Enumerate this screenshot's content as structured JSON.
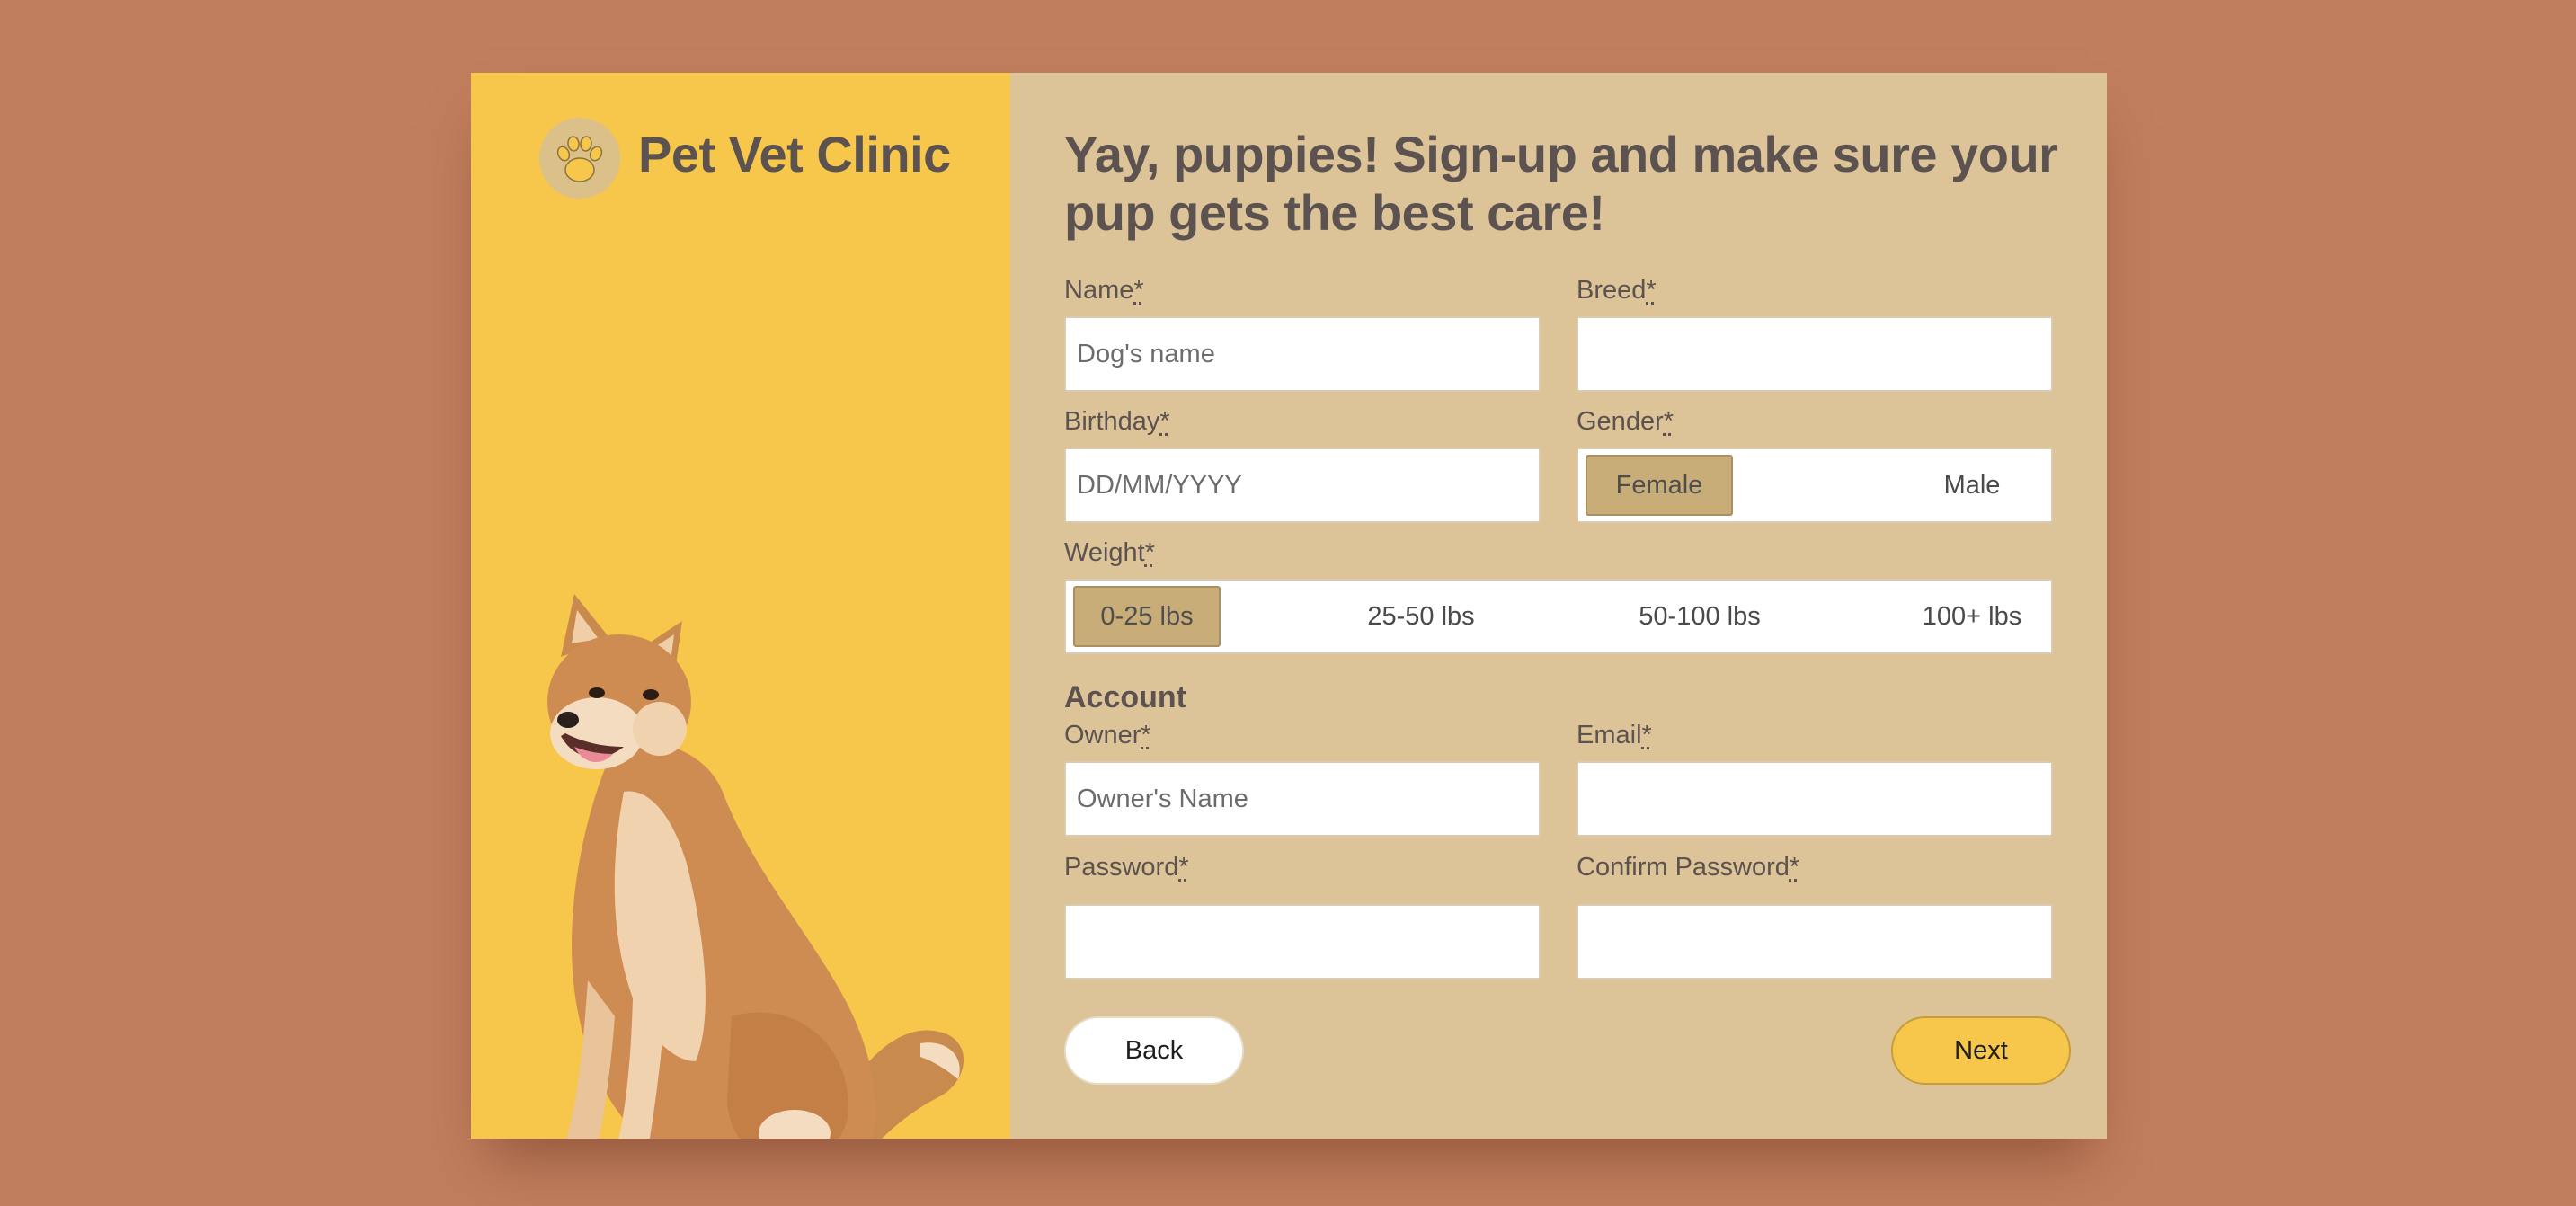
{
  "brand": {
    "name": "Pet Vet Clinic",
    "logo_icon": "paw-icon",
    "accent": "#f6c74a",
    "panel": "#dcc498",
    "background": "#c17e5e"
  },
  "headline": "Yay, puppies! Sign-up and make sure your pup gets the best care!",
  "required_marker": "*",
  "pet": {
    "name": {
      "label": "Name",
      "placeholder": "Dog's name",
      "value": ""
    },
    "breed": {
      "label": "Breed",
      "placeholder": "",
      "value": ""
    },
    "birthday": {
      "label": "Birthday",
      "placeholder": "DD/MM/YYYY",
      "value": ""
    },
    "gender": {
      "label": "Gender",
      "options": [
        "Female",
        "Male"
      ],
      "selected": "Female"
    },
    "weight": {
      "label": "Weight",
      "options": [
        "0-25 lbs",
        "25-50 lbs",
        "50-100 lbs",
        "100+ lbs"
      ],
      "selected": "0-25 lbs"
    }
  },
  "account": {
    "heading": "Account",
    "owner": {
      "label": "Owner",
      "placeholder": "Owner's Name",
      "value": ""
    },
    "email": {
      "label": "Email",
      "placeholder": "",
      "value": ""
    },
    "password": {
      "label": "Password",
      "placeholder": "",
      "value": ""
    },
    "confirm_password": {
      "label": "Confirm Password",
      "placeholder": "",
      "value": ""
    }
  },
  "actions": {
    "back": "Back",
    "next": "Next"
  }
}
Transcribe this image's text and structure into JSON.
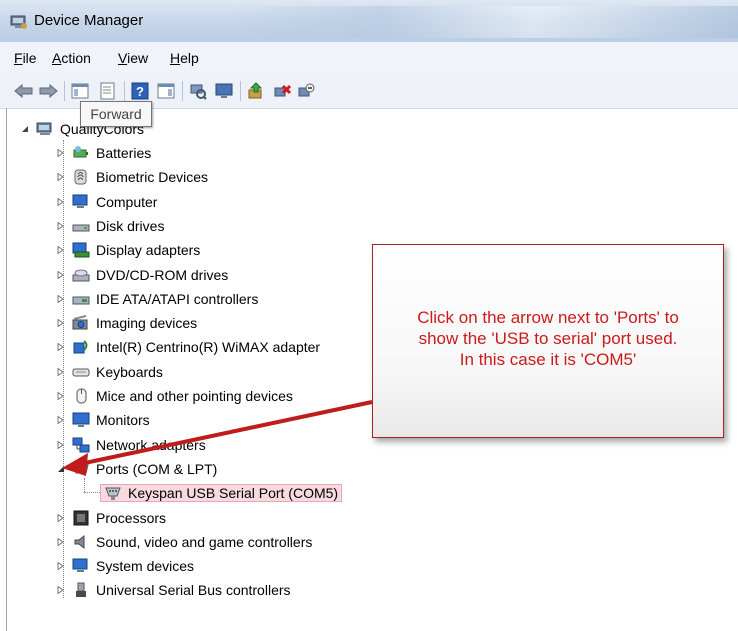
{
  "window": {
    "title": "Device Manager"
  },
  "menu": [
    {
      "label": "File",
      "key": "F",
      "rest": "ile"
    },
    {
      "label": "Action",
      "key": "A",
      "rest": "ction"
    },
    {
      "label": "View",
      "key": "V",
      "rest": "iew"
    },
    {
      "label": "Help",
      "key": "H",
      "rest": "elp"
    }
  ],
  "tooltip": "Forward",
  "tree": {
    "root": "QualityColors",
    "items": [
      {
        "label": "Batteries",
        "icon": "battery-icon"
      },
      {
        "label": "Biometric Devices",
        "icon": "fingerprint-icon"
      },
      {
        "label": "Computer",
        "icon": "computer-icon"
      },
      {
        "label": "Disk drives",
        "icon": "disk-drive-icon"
      },
      {
        "label": "Display adapters",
        "icon": "display-adapter-icon"
      },
      {
        "label": "DVD/CD-ROM drives",
        "icon": "dvd-drive-icon"
      },
      {
        "label": "IDE ATA/ATAPI controllers",
        "icon": "ide-controller-icon"
      },
      {
        "label": "Imaging devices",
        "icon": "camera-icon"
      },
      {
        "label": "Intel(R) Centrino(R) WiMAX adapter",
        "icon": "wimax-icon"
      },
      {
        "label": "Keyboards",
        "icon": "keyboard-icon"
      },
      {
        "label": "Mice and other pointing devices",
        "icon": "mouse-icon"
      },
      {
        "label": "Monitors",
        "icon": "monitor-icon"
      },
      {
        "label": "Network adapters",
        "icon": "network-icon"
      },
      {
        "label": "Ports (COM & LPT)",
        "icon": "port-icon",
        "expanded": true
      },
      {
        "label": "Keyspan USB Serial Port (COM5)",
        "icon": "serial-port-icon",
        "child": true,
        "selected": true
      },
      {
        "label": "Processors",
        "icon": "processor-icon"
      },
      {
        "label": "Sound, video and game controllers",
        "icon": "speaker-icon"
      },
      {
        "label": "System devices",
        "icon": "system-icon"
      },
      {
        "label": "Universal Serial Bus controllers",
        "icon": "usb-icon"
      }
    ]
  },
  "callout": {
    "lines": [
      "Click on the arrow next to 'Ports' to",
      "show the 'USB to serial' port used.",
      "In this case it is 'COM5'"
    ],
    "text_color": "#cc1a1a",
    "border_color": "#b02020"
  }
}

* **WRITTEN EXERCISE**:
Pictures are not part of the copy; output everything else in the records exactly.

* **COMPLETED EXERCISE**:
Enumerate this screenshot's content as structured JSON.
{
  "brand": {
    "name": "Pet Vet Clinic",
    "logo_icon": "paw-icon",
    "accent": "#f6c74a",
    "panel": "#dcc498",
    "background": "#c17e5e"
  },
  "headline": "Yay, puppies! Sign-up and make sure your pup gets the best care!",
  "required_marker": "*",
  "pet": {
    "name": {
      "label": "Name",
      "placeholder": "Dog's name",
      "value": ""
    },
    "breed": {
      "label": "Breed",
      "placeholder": "",
      "value": ""
    },
    "birthday": {
      "label": "Birthday",
      "placeholder": "DD/MM/YYYY",
      "value": ""
    },
    "gender": {
      "label": "Gender",
      "options": [
        "Female",
        "Male"
      ],
      "selected": "Female"
    },
    "weight": {
      "label": "Weight",
      "options": [
        "0-25 lbs",
        "25-50 lbs",
        "50-100 lbs",
        "100+ lbs"
      ],
      "selected": "0-25 lbs"
    }
  },
  "account": {
    "heading": "Account",
    "owner": {
      "label": "Owner",
      "placeholder": "Owner's Name",
      "value": ""
    },
    "email": {
      "label": "Email",
      "placeholder": "",
      "value": ""
    },
    "password": {
      "label": "Password",
      "placeholder": "",
      "value": ""
    },
    "confirm_password": {
      "label": "Confirm Password",
      "placeholder": "",
      "value": ""
    }
  },
  "actions": {
    "back": "Back",
    "next": "Next"
  }
}
Transcribe this image's text and structure into JSON.
{
  "window": {
    "title": "Device Manager"
  },
  "menu": [
    {
      "label": "File",
      "key": "F",
      "rest": "ile"
    },
    {
      "label": "Action",
      "key": "A",
      "rest": "ction"
    },
    {
      "label": "View",
      "key": "V",
      "rest": "iew"
    },
    {
      "label": "Help",
      "key": "H",
      "rest": "elp"
    }
  ],
  "tooltip": "Forward",
  "tree": {
    "root": "QualityColors",
    "items": [
      {
        "label": "Batteries",
        "icon": "battery-icon"
      },
      {
        "label": "Biometric Devices",
        "icon": "fingerprint-icon"
      },
      {
        "label": "Computer",
        "icon": "computer-icon"
      },
      {
        "label": "Disk drives",
        "icon": "disk-drive-icon"
      },
      {
        "label": "Display adapters",
        "icon": "display-adapter-icon"
      },
      {
        "label": "DVD/CD-ROM drives",
        "icon": "dvd-drive-icon"
      },
      {
        "label": "IDE ATA/ATAPI controllers",
        "icon": "ide-controller-icon"
      },
      {
        "label": "Imaging devices",
        "icon": "camera-icon"
      },
      {
        "label": "Intel(R) Centrino(R) WiMAX adapter",
        "icon": "wimax-icon"
      },
      {
        "label": "Keyboards",
        "icon": "keyboard-icon"
      },
      {
        "label": "Mice and other pointing devices",
        "icon": "mouse-icon"
      },
      {
        "label": "Monitors",
        "icon": "monitor-icon"
      },
      {
        "label": "Network adapters",
        "icon": "network-icon"
      },
      {
        "label": "Ports (COM & LPT)",
        "icon": "port-icon",
        "expanded": true
      },
      {
        "label": "Keyspan USB Serial Port (COM5)",
        "icon": "serial-port-icon",
        "child": true,
        "selected": true
      },
      {
        "label": "Processors",
        "icon": "processor-icon"
      },
      {
        "label": "Sound, video and game controllers",
        "icon": "speaker-icon"
      },
      {
        "label": "System devices",
        "icon": "system-icon"
      },
      {
        "label": "Universal Serial Bus controllers",
        "icon": "usb-icon"
      }
    ]
  },
  "callout": {
    "lines": [
      "Click on the arrow next to 'Ports' to",
      "show the 'USB to serial' port used.",
      "In this case it is 'COM5'"
    ],
    "text_color": "#cc1a1a",
    "border_color": "#b02020"
  }
}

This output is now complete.